** WHAT YOU HAVE TO DO **
Could you set out every line of the rows below as a single numbered list, leaving out the blank lines?

*-*-*

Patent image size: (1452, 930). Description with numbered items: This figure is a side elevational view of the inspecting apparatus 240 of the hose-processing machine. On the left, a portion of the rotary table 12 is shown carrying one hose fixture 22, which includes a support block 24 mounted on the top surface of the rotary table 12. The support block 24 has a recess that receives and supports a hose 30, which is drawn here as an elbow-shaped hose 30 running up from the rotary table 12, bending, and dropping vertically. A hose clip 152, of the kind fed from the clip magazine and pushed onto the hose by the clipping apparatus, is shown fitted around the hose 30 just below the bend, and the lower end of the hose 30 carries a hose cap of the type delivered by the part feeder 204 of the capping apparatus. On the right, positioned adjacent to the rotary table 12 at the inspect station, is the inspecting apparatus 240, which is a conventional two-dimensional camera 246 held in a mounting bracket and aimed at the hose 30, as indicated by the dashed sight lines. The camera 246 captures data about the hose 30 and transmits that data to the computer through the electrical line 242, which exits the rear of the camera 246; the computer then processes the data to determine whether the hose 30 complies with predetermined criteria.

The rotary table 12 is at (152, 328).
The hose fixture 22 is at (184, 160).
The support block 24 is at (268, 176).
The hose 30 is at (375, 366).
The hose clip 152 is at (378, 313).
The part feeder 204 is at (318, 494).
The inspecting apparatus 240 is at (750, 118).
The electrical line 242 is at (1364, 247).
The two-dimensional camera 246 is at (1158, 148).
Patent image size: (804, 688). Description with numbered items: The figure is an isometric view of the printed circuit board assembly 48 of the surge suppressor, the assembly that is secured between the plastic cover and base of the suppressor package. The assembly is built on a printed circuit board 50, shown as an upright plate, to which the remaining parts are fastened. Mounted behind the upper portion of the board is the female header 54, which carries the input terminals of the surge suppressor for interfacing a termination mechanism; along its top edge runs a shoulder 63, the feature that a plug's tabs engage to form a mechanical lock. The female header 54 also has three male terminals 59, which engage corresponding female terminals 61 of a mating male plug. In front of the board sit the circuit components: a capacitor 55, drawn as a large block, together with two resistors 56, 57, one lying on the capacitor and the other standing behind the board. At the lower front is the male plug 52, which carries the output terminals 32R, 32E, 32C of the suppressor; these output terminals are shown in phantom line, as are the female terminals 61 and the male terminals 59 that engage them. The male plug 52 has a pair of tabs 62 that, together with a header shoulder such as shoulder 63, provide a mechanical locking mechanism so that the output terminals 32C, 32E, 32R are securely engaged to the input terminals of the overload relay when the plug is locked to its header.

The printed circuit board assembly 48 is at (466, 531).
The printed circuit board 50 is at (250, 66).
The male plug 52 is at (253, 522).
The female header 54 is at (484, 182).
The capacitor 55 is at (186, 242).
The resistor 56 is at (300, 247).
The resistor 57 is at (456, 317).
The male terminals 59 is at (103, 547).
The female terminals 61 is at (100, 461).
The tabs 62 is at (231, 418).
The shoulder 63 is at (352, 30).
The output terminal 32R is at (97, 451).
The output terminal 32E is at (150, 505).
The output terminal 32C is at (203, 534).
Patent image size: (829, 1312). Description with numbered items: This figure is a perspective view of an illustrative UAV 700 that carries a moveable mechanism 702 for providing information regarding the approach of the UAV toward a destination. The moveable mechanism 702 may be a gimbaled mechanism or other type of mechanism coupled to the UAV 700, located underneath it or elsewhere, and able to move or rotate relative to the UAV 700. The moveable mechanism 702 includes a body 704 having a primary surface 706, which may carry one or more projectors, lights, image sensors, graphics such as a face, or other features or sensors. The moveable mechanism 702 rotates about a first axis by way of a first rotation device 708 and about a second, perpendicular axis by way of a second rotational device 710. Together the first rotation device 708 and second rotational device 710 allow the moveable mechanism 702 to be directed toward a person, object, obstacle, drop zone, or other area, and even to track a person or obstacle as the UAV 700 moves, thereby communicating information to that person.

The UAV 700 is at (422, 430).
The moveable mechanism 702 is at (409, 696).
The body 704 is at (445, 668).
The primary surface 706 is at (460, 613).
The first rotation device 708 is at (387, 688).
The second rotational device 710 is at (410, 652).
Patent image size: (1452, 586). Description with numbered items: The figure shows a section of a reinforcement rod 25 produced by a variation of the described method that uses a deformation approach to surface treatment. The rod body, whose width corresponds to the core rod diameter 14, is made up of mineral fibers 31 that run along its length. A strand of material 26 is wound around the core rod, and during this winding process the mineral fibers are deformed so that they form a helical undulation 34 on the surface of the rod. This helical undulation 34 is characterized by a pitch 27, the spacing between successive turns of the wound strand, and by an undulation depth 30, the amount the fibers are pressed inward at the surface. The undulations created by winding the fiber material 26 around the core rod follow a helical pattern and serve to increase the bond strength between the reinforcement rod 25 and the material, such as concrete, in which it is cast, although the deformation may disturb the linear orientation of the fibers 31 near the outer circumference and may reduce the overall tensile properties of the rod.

*-*-*

** WRITTEN REPLY **
1. Patent image size: (1452, 930). Description with numbered items: This figure is a side elevational view of the inspecting apparatus 240 of the hose-processing machine. On the left, a portion of the rotary table 12 is shown carrying one hose fixture 22, which includes a support block 24 mounted on the top surface of the rotary table 12. The support block 24 has a recess that receives and supports a hose 30, which is drawn here as an elbow-shaped hose 30 running up from the rotary table 12, bending, and dropping vertically. A hose clip 152, of the kind fed from the clip magazine and pushed onto the hose by the clipping apparatus, is shown fitted around the hose 30 just below the bend, and the lower end of the hose 30 carries a hose cap of the type delivered by the part feeder 204 of the capping apparatus. On the right, positioned adjacent to the rotary table 12 at the inspect station, is the inspecting apparatus 240, which is a conventional two-dimensional camera 246 held in a mounting bracket and aimed at the hose 30, as indicated by the dashed sight lines. The camera 246 captures data about the hose 30 and transmits that data to the computer through the electrical line 242, which exits the rear of the camera 246; the computer then processes the data to determine whether the hose 30 complies with predetermined criteria.
2. The rotary table 12 is at (152, 328).
3. The hose fixture 22 is at (184, 160).
4. The support block 24 is at (268, 176).
5. The hose 30 is at (375, 366).
6. The hose clip 152 is at (378, 313).
7. The part feeder 204 is at (318, 494).
8. The inspecting apparatus 240 is at (750, 118).
9. The electrical line 242 is at (1364, 247).
10. The two-dimensional camera 246 is at (1158, 148).
11. Patent image size: (804, 688). Description with numbered items: The figure is an isometric view of the printed circuit board assembly 48 of the surge suppressor, the assembly that is secured between the plastic cover and base of the suppressor package. The assembly is built on a printed circuit board 50, shown as an upright plate, to which the remaining parts are fastened. Mounted behind the upper portion of the board is the female header 54, which carries the input terminals of the surge suppressor for interfacing a termination mechanism; along its top edge runs a shoulder 63, the feature that a plug's tabs engage to form a mechanical lock. The female header 54 also has three male terminals 59, which engage corresponding female terminals 61 of a mating male plug. In front of the board sit the circuit components: a capacitor 55, drawn as a large block, together with two resistors 56, 57, one lying on the capacitor and the other standing behind the board. At the lower front is the male plug 52, which carries the output terminals 32R, 32E, 32C of the suppressor; these output terminals are shown in phantom line, as are the female terminals 61 and the male terminals 59 that engage them. The male plug 52 has a pair of tabs 62 that, together with a header shoulder such as shoulder 63, provide a mechanical locking mechanism so that the output terminals 32C, 32E, 32R are securely engaged to the input terminals of the overload relay when the plug is locked to its header.
12. The printed circuit board assembly 48 is at (466, 531).
13. The printed circuit board 50 is at (250, 66).
14. The male plug 52 is at (253, 522).
15. The female header 54 is at (484, 182).
16. The capacitor 55 is at (186, 242).
17. The resistor 56 is at (300, 247).
18. The resistor 57 is at (456, 317).
19. The male terminals 59 is at (103, 547).
20. The female terminals 61 is at (100, 461).
21. The tabs 62 is at (231, 418).
22. The shoulder 63 is at (352, 30).
23. The output terminal 32R is at (97, 451).
24. The output terminal 32E is at (150, 505).
25. The output terminal 32C is at (203, 534).
26. Patent image size: (829, 1312). Description with numbered items: This figure is a perspective view of an illustrative UAV 700 that carries a moveable mechanism 702 for providing information regarding the approach of the UAV toward a destination. The moveable mechanism 702 may be a gimbaled mechanism or other type of mechanism coupled to the UAV 700, located underneath it or elsewhere, and able to move or rotate relative to the UAV 700. The moveable mechanism 702 includes a body 704 having a primary surface 706, which may carry one or more projectors, lights, image sensors, graphics such as a face, or other features or sensors. The moveable mechanism 702 rotates about a first axis by way of a first rotation device 708 and about a second, perpendicular axis by way of a second rotational device 710. Together the first rotation device 708 and second rotational device 710 allow the moveable mechanism 702 to be directed toward a person, object, obstacle, drop zone, or other area, and even to track a person or obstacle as the UAV 700 moves, thereby communicating information to that person.
27. The UAV 700 is at (422, 430).
28. The moveable mechanism 702 is at (409, 696).
29. The body 704 is at (445, 668).
30. The primary surface 706 is at (460, 613).
31. The first rotation device 708 is at (387, 688).
32. The second rotational device 710 is at (410, 652).
33. Patent image size: (1452, 586). Description with numbered items: The figure shows a section of a reinforcement rod 25 produced by a variation of the described method that uses a deformation approach to surface treatment. The rod body, whose width corresponds to the core rod diameter 14, is made up of mineral fibers 31 that run along its length. A strand of material 26 is wound around the core rod, and during this winding process the mineral fibers are deformed so that they form a helical undulation 34 on the surface of the rod. This helical undulation 34 is characterized by a pitch 27, the spacing between successive turns of the wound strand, and by an undulation depth 30, the amount the fibers are pressed inward at the surface. The undulations created by winding the fiber material 26 around the core rod follow a helical pattern and serve to increase the bond strength between the reinforcement rod 25 and the material, such as concrete, in which it is cast, although the deformation may disturb the linear orientation of the fibers 31 near the outer circumference and may reduce the overall tensile properties of the rod.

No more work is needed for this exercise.